▸ **EXERCISE DIRECTIONS**
Could you copy out all of the records below exactly, leaving out every picture?
┄┄┄┄┄┄┄┄┄┄
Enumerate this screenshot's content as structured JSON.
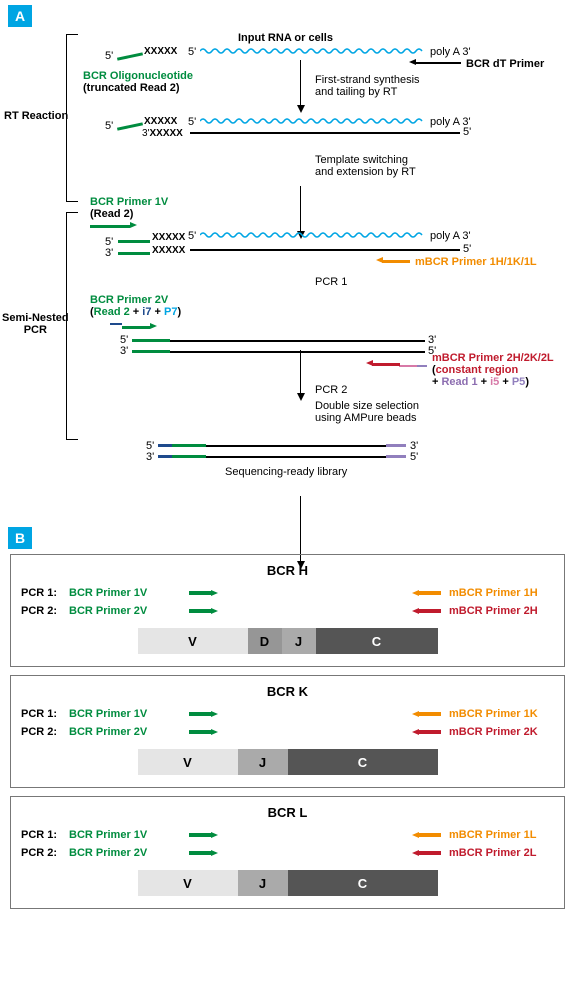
{
  "panelA_label": "A",
  "panelB_label": "B",
  "header": {
    "input_title": "Input RNA or cells",
    "polyA": "poly A 3'",
    "bcr_dt": "BCR dT Primer",
    "five": "5'",
    "three": "3'",
    "xxxxx": "XXXXX"
  },
  "labels": {
    "rt_reaction": "RT Reaction",
    "semi_nested": "Semi-Nested\nPCR",
    "bcr_oligo_t": "BCR Oligonucleotide",
    "bcr_oligo_b": "(truncated Read 2)",
    "step1a": "First-strand synthesis",
    "step1b": "and tailing by RT",
    "step2a": "Template switching",
    "step2b": "and extension by RT",
    "pcr1": "PCR 1",
    "pcr2": "PCR 2",
    "step3a": "Double size selection",
    "step3b": "using AMPure beads",
    "seq_ready": "Sequencing-ready library",
    "bcr_primer_1v_t": "BCR Primer 1V",
    "bcr_primer_1v_b": "(Read 2)",
    "bcr_primer_2v_t": "BCR Primer 2V",
    "bcr_primer_2v_b_pre": "(",
    "bcr_primer_2v_read2": "Read 2",
    "bcr_primer_2v_plus1": " + ",
    "bcr_primer_2v_i7": "i7",
    "bcr_primer_2v_plus2": " + ",
    "bcr_primer_2v_p7": "P7",
    "bcr_primer_2v_b_post": ")",
    "mbcr_primer_1": "mBCR Primer 1H/1K/1L",
    "mbcr_primer_2t": "mBCR Primer 2H/2K/2L",
    "mbcr_primer_2b_pre": "(",
    "mbcr_primer_2b_cr": "constant region",
    "mbcr_primer_2b_plus1": "+ ",
    "mbcr_primer_2b_r1": "Read 1",
    "mbcr_primer_2b_plus2": " + ",
    "mbcr_primer_2b_i5": "i5",
    "mbcr_primer_2b_plus3": " + ",
    "mbcr_primer_2b_p5": "P5",
    "mbcr_primer_2b_post": ")"
  },
  "panelB": {
    "pcr1_lab": "PCR 1:",
    "pcr2_lab": "PCR 2:",
    "primer1v": "BCR Primer 1V",
    "primer2v": "BCR Primer 2V",
    "V": "V",
    "D": "D",
    "J": "J",
    "C": "C",
    "groups": [
      {
        "title": "BCR H",
        "p1": "mBCR Primer 1H",
        "p2": "mBCR Primer 2H",
        "hasD": true
      },
      {
        "title": "BCR K",
        "p1": "mBCR Primer 1K",
        "p2": "mBCR Primer 2K",
        "hasD": false
      },
      {
        "title": "BCR L",
        "p1": "mBCR Primer 1L",
        "p2": "mBCR Primer 2L",
        "hasD": false
      }
    ]
  }
}
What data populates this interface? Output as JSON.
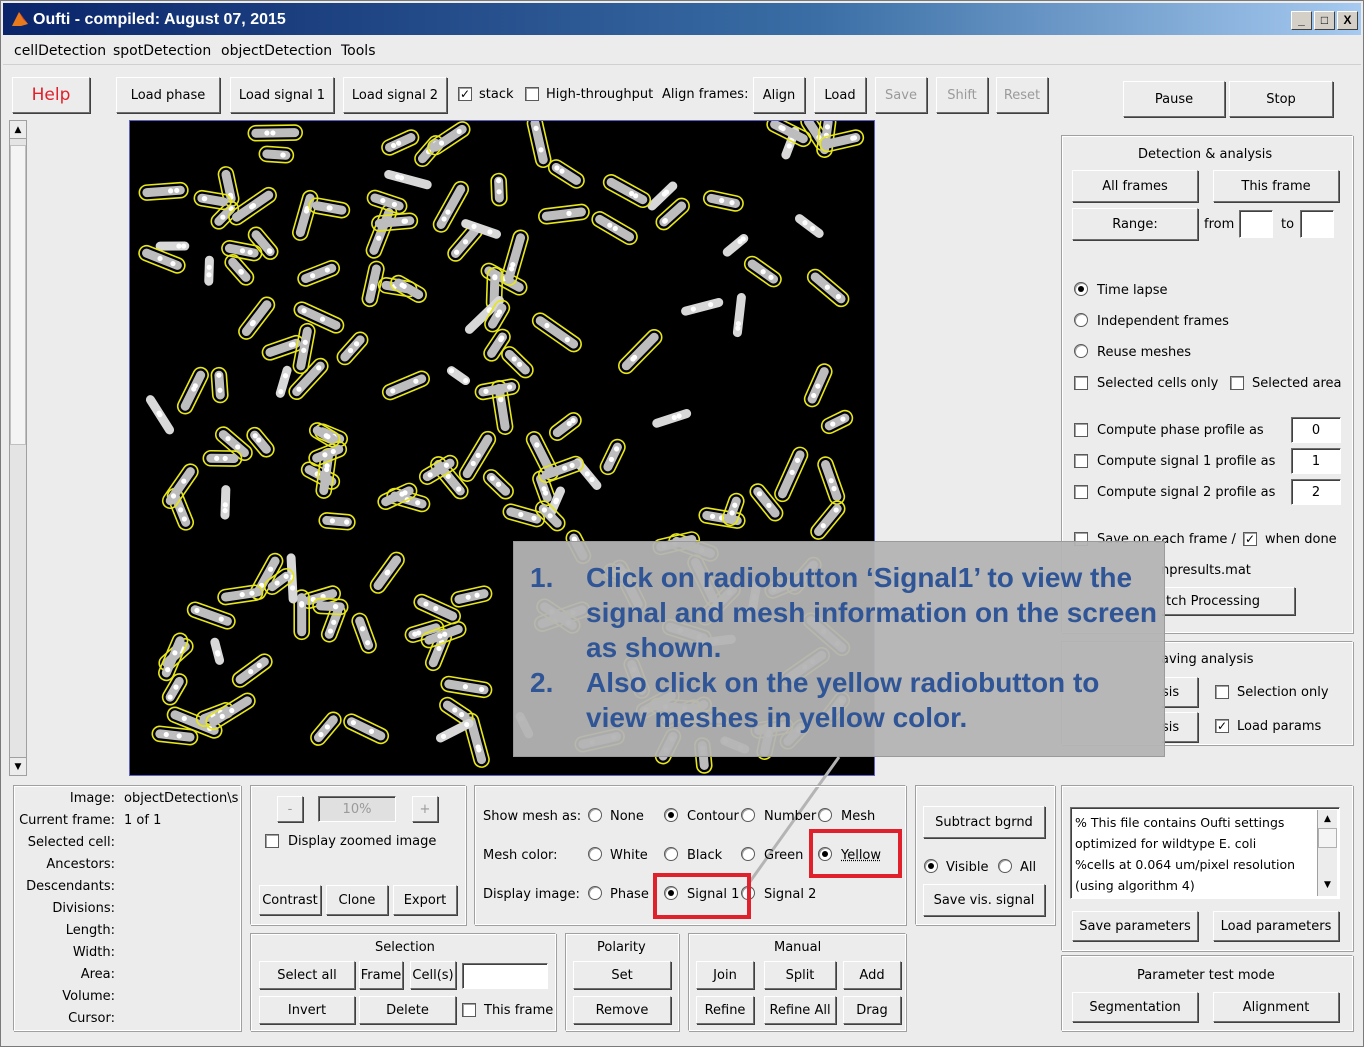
┄┄┄┄┄┄┄┄┄┄
▸ **YOUR SOLUTION**
Enumerate this screenshot's content as structured JSON.
{
  "panelA_label": "A",
  "panelB_label": "B",
  "header": {
    "input_title": "Input RNA or cells",
    "polyA": "poly A 3'",
    "bcr_dt": "BCR dT Primer",
    "five": "5'",
    "three": "3'",
    "xxxxx": "XXXXX"
  },
  "labels": {
    "rt_reaction": "RT Reaction",
    "semi_nested": "Semi-Nested\nPCR",
    "bcr_oligo_t": "BCR Oligonucleotide",
    "bcr_oligo_b": "(truncated Read 2)",
    "step1a": "First-strand synthesis",
    "step1b": "and tailing by RT",
    "step2a": "Template switching",
    "step2b": "and extension by RT",
    "pcr1": "PCR 1",
    "pcr2": "PCR 2",
    "step3a": "Double size selection",
    "step3b": "using AMPure beads",
    "seq_ready": "Sequencing-ready library",
    "bcr_primer_1v_t": "BCR Primer 1V",
    "bcr_primer_1v_b": "(Read 2)",
    "bcr_primer_2v_t": "BCR Primer 2V",
    "bcr_primer_2v_b_pre": "(",
    "bcr_primer_2v_read2": "Read 2",
    "bcr_primer_2v_plus1": " + ",
    "bcr_primer_2v_i7": "i7",
    "bcr_primer_2v_plus2": " + ",
    "bcr_primer_2v_p7": "P7",
    "bcr_primer_2v_b_post": ")",
    "mbcr_primer_1": "mBCR Primer 1H/1K/1L",
    "mbcr_primer_2t": "mBCR Primer 2H/2K/2L",
    "mbcr_primer_2b_pre": "(",
    "mbcr_primer_2b_cr": "constant region",
    "mbcr_primer_2b_plus1": "+ ",
    "mbcr_primer_2b_r1": "Read 1",
    "mbcr_primer_2b_plus2": " + ",
    "mbcr_primer_2b_i5": "i5",
    "mbcr_primer_2b_plus3": " + ",
    "mbcr_primer_2b_p5": "P5",
    "mbcr_primer_2b_post": ")"
  },
  "panelB": {
    "pcr1_lab": "PCR 1:",
    "pcr2_lab": "PCR 2:",
    "primer1v": "BCR Primer 1V",
    "primer2v": "BCR Primer 2V",
    "V": "V",
    "D": "D",
    "J": "J",
    "C": "C",
    "groups": [
      {
        "title": "BCR H",
        "p1": "mBCR Primer 1H",
        "p2": "mBCR Primer 2H",
        "hasD": true
      },
      {
        "title": "BCR K",
        "p1": "mBCR Primer 1K",
        "p2": "mBCR Primer 2K",
        "hasD": false
      },
      {
        "title": "BCR L",
        "p1": "mBCR Primer 1L",
        "p2": "mBCR Primer 2L",
        "hasD": false
      }
    ]
  }
}
What data populates this interface? Output as JSON.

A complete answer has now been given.